__Data entries for graphics__:

Begin

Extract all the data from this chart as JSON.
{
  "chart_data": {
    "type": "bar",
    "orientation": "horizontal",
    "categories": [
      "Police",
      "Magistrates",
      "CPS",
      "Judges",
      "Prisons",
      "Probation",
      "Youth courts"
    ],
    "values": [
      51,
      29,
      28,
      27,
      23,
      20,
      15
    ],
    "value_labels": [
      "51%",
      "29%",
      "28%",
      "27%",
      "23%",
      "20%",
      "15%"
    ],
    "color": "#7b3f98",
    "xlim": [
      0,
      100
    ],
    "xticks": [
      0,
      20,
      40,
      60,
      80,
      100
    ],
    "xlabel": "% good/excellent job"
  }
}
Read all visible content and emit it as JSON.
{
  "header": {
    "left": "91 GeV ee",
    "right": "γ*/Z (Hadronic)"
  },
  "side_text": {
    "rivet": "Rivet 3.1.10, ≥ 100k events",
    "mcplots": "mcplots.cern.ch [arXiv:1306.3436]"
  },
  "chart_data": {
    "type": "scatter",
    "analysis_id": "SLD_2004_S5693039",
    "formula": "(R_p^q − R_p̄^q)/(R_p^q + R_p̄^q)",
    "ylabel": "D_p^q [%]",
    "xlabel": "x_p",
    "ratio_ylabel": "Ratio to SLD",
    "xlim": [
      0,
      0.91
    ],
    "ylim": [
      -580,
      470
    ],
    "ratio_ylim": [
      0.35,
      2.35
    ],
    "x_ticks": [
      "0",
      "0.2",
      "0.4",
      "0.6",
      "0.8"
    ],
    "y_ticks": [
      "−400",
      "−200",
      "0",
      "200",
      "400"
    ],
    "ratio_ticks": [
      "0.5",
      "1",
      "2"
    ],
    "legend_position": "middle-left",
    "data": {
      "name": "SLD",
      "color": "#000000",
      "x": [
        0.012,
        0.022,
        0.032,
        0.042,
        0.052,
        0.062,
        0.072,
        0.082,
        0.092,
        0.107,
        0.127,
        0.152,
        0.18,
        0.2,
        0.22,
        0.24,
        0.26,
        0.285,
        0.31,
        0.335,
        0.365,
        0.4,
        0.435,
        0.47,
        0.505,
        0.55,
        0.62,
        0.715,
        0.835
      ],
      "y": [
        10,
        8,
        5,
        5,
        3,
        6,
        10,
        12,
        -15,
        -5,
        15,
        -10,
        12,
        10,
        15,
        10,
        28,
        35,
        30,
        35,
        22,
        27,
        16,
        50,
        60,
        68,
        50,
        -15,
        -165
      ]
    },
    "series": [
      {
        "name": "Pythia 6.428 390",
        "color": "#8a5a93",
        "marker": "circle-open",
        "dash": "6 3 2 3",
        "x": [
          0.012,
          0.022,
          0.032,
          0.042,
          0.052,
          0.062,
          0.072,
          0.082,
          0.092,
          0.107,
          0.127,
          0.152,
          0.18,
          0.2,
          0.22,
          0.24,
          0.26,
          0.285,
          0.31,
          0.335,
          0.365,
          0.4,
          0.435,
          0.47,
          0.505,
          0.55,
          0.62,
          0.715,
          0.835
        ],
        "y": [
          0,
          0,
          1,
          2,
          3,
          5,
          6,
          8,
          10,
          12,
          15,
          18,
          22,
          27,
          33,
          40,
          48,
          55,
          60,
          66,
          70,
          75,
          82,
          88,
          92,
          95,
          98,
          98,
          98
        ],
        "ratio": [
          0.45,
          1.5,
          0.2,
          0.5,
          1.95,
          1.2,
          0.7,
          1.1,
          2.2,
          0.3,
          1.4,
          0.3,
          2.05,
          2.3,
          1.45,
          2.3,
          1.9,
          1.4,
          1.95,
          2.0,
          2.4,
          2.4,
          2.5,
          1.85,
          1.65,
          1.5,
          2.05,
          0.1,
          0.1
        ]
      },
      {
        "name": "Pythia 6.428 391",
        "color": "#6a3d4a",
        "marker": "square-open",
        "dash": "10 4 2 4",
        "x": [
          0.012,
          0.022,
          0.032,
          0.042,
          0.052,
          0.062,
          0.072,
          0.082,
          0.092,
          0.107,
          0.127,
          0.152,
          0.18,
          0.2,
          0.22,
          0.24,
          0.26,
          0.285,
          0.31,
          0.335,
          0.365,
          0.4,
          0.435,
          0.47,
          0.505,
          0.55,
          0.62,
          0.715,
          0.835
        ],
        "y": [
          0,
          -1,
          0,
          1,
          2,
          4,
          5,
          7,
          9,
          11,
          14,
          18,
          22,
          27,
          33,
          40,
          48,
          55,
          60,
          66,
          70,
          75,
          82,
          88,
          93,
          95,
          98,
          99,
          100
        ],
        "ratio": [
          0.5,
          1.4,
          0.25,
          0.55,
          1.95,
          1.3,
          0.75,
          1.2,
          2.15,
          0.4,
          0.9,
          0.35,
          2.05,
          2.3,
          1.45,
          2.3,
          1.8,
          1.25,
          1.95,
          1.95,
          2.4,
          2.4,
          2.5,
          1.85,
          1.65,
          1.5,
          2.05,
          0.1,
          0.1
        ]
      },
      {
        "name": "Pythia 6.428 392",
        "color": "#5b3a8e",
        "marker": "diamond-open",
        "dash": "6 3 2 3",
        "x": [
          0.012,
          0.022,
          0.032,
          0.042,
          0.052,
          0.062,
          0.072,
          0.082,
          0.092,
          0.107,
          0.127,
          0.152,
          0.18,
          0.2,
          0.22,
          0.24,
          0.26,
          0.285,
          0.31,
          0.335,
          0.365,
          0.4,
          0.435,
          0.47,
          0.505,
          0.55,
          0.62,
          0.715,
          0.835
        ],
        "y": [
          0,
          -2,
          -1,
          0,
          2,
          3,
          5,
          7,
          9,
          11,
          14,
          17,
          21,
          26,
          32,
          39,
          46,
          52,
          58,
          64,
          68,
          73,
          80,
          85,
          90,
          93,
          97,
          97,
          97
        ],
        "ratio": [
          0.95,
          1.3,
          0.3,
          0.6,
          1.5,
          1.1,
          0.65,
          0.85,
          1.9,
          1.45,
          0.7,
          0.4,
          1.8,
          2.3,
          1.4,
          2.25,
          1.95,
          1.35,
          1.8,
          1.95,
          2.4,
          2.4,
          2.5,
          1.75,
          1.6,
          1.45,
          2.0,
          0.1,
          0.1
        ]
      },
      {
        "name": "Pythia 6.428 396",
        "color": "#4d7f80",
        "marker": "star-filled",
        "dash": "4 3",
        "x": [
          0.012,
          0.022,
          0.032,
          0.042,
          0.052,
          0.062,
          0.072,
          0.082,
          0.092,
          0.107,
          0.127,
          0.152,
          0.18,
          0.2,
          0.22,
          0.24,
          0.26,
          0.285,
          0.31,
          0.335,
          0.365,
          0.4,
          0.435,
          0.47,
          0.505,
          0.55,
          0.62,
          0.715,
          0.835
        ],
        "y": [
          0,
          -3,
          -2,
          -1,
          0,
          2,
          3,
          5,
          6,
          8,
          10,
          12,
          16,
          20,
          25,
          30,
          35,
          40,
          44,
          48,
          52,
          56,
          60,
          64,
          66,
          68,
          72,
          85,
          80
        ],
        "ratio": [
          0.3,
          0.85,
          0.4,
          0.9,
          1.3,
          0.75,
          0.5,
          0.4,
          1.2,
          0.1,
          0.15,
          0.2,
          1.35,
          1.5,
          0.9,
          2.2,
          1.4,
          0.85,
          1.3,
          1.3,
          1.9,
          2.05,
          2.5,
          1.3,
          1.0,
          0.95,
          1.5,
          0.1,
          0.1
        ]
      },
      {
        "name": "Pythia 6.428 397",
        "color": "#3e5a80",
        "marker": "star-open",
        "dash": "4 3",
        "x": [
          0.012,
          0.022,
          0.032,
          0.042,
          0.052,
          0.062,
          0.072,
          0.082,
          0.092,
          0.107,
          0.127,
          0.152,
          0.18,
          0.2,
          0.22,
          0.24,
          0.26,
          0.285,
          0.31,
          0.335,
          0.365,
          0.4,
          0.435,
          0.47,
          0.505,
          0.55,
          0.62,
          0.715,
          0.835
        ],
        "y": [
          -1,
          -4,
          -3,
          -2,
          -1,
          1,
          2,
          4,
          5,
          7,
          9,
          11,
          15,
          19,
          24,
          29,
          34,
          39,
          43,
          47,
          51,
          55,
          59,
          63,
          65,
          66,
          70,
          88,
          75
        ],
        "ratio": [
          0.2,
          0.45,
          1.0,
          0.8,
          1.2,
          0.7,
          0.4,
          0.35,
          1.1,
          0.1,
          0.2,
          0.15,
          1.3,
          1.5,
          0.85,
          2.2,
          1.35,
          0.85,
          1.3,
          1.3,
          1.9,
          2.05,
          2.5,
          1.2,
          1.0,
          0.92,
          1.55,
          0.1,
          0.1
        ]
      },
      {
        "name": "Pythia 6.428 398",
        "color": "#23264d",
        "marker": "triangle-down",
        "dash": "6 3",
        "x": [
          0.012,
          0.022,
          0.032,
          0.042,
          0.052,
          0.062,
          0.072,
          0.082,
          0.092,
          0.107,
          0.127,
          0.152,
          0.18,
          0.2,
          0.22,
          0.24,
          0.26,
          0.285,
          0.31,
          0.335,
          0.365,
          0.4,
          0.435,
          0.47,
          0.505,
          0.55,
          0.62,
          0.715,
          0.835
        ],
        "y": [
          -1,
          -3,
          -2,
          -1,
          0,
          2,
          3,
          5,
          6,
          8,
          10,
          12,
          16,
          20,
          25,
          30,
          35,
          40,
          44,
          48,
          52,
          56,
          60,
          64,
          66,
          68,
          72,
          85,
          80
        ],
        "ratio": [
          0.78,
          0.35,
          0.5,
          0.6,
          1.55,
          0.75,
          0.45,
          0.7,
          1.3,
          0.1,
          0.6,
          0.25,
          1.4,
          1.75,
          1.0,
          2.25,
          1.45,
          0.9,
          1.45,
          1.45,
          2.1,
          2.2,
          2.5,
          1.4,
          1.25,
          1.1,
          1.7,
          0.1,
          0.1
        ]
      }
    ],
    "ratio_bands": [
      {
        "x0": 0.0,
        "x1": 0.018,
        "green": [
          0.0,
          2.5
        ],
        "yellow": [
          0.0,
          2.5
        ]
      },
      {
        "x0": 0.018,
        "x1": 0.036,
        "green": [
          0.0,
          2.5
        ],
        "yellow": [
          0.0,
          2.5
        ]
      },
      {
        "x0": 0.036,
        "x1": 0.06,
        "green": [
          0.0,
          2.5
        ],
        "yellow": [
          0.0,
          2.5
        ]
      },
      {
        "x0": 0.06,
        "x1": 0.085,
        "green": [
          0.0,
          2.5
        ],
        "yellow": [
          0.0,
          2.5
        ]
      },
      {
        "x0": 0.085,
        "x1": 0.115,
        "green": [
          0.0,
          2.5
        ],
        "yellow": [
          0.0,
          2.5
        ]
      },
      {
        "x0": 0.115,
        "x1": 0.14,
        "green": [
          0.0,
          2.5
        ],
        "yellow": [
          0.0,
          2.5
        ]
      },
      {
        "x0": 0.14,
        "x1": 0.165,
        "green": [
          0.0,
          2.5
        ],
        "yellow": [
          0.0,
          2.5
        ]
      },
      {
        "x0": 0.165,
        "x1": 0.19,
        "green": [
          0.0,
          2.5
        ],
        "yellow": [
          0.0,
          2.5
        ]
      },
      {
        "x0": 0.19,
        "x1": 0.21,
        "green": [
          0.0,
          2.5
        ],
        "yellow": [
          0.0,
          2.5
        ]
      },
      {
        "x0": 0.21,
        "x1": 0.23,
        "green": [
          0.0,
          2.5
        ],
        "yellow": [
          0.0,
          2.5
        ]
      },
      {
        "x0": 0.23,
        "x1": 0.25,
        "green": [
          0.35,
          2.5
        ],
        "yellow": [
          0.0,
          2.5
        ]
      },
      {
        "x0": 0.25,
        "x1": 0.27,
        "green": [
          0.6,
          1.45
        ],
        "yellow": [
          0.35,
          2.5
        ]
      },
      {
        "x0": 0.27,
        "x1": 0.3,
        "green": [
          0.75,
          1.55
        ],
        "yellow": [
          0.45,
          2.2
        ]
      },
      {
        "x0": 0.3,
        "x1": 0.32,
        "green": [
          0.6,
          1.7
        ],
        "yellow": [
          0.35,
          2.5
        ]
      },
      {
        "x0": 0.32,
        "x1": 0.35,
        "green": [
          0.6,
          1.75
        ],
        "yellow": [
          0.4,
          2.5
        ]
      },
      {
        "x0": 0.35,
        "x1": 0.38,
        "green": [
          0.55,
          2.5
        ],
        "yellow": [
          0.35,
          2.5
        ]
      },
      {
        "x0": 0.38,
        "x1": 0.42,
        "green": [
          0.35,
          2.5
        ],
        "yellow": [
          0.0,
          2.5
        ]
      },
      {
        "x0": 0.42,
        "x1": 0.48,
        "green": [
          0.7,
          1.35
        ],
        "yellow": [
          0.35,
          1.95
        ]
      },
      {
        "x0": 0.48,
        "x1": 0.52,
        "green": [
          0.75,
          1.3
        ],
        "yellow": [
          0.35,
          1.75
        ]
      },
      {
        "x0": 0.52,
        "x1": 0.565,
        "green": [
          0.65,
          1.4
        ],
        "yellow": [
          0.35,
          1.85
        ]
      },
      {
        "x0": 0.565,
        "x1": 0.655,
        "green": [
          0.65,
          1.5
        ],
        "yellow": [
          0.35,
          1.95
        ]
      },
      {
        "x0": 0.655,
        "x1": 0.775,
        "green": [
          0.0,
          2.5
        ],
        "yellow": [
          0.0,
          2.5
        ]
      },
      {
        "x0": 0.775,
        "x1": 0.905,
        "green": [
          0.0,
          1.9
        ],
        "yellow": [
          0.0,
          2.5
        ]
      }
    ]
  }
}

End

__Short problem__: Choose all lines containing the string "color" and copy them out.

__Solution to this problem__:
    "color": "#7b3f98",
      "color": "#000000",
        "color": "#8a5a93",
        "color": "#6a3d4a",
        "color": "#5b3a8e",
        "color": "#4d7f80",
        "color": "#3e5a80",
        "color": "#23264d",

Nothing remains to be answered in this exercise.